EXERCISES -
a – According to the forum thread about audio resources, how many free tapes per month does mountzion.org allow?
b – In the forum thread about audio resources, Craig says he has asked about this before. Explain why he is asking again.
c – Go on with the forum thread about audio resources, starting from the last line shown.

PASSAGE SHOWN -

# I want audio resources!



## Craig (Dec 5, 2004)

What are some good sources on the net for purchasing audio CD's and tapes? I am very interested in getting some Van Til resources, also...so I am hopeful you read this, Paul. I know I asked in the past, but as Christmas is approaching I want to make sure my family knows what I want.


----------



## VanVos (Dec 5, 2004)

www.cmfnow.com is a good website for Vantil material. Also www.mtoliveslibrary.org has some free teachings and some good books on sales.

VanVos


----------



## BobVigneault (Dec 5, 2004)

I believe the Mt Olives library is a dead link. I also believe that their library is now available on SermonAudio.com



http://www.sermonaudio.com/search.a...+Inc.&speakerWithinSource=Dr.+C.+Gregg+Singer

[Edited on 5-12-2004 by maxdetail]


----------



## govols (Dec 6, 2004)

http://mountzion.org is another good web site with loads of free sermons and reading material. There is a limit of 10 tapes per month that can be free. Any more and you can purchase. They are pretty cheap for purchase.


----------



## Craig (Dec 6, 2004)

Thanks you guys...any other sites you know of?


----------



## D. Paul (Dec 9, 2004)

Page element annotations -
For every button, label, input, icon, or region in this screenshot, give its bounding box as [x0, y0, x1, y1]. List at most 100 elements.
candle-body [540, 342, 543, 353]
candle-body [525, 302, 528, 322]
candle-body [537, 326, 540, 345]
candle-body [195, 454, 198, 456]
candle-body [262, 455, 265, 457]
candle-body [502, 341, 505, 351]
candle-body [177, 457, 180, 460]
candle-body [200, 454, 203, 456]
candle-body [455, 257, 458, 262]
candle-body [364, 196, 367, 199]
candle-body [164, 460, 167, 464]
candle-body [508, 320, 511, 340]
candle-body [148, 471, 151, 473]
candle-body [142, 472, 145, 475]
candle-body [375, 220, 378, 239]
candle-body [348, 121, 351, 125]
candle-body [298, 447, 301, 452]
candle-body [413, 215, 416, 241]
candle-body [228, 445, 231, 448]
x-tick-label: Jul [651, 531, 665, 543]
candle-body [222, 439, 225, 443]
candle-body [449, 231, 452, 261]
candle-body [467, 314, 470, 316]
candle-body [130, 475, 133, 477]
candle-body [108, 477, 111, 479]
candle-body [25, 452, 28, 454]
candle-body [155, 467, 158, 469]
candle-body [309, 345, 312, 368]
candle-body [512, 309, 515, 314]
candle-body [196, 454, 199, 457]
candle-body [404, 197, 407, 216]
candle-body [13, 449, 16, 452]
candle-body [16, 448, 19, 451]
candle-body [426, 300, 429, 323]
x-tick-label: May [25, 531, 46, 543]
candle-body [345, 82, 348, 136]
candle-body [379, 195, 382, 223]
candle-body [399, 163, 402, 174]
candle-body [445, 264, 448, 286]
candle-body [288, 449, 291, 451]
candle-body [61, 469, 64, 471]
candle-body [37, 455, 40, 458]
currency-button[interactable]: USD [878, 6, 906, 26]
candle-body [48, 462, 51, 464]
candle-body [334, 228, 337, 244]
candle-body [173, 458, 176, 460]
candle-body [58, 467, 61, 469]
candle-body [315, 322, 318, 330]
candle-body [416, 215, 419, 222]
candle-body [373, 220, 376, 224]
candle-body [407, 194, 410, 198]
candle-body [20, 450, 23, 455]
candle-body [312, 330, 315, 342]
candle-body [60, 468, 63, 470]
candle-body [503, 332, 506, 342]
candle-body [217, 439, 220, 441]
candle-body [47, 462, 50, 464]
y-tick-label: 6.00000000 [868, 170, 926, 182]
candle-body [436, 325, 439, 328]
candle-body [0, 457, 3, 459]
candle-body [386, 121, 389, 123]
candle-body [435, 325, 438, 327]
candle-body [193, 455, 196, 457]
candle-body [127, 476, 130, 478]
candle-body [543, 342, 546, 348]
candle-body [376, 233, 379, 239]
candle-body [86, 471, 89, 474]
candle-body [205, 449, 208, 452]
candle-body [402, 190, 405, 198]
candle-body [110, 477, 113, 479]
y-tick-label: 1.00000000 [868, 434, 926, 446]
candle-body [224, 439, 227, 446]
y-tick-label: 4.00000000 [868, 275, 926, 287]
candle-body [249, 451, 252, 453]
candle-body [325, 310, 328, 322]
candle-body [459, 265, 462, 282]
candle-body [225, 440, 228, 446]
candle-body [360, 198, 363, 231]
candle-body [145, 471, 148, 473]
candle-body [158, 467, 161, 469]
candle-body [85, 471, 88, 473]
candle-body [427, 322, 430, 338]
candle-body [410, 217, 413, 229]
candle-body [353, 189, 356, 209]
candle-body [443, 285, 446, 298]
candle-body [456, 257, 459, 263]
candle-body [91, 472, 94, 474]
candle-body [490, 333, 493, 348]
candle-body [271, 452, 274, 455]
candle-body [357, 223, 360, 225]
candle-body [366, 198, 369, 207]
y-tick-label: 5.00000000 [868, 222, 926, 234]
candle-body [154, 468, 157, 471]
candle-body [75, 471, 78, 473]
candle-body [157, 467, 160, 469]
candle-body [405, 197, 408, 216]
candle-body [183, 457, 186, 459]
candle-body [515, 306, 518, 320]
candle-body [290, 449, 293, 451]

RESPONSES -
a – Ten tapes per month.

b – He is asking again because Christmas is approaching. He wants to make sure his family knows what he wants.

c –
http://www.straitgate.com/aom/

links to James White's Dividing Line and others.

http://www.aomin.org/

has link to PRBC, White's home church. Great Sunday School lessons!


----------



## D. Paul (Dec 14, 2004)

or...


http://resources.christianity.com/olford/

since I just posted in the _Preaching_ forum the passing of Dr. Olford.


----------



## Redeemed (Jan 4, 2005)

> _Originally posted by Craig_
> What are some good sources on the net for purchasing audio CD's and tapes? I am very interested in getting some Van Til resources, also...so I am hopeful you read this, Paul. I know I asked in the past, but as Christmas is approaching I want to make sure my family knows what I want.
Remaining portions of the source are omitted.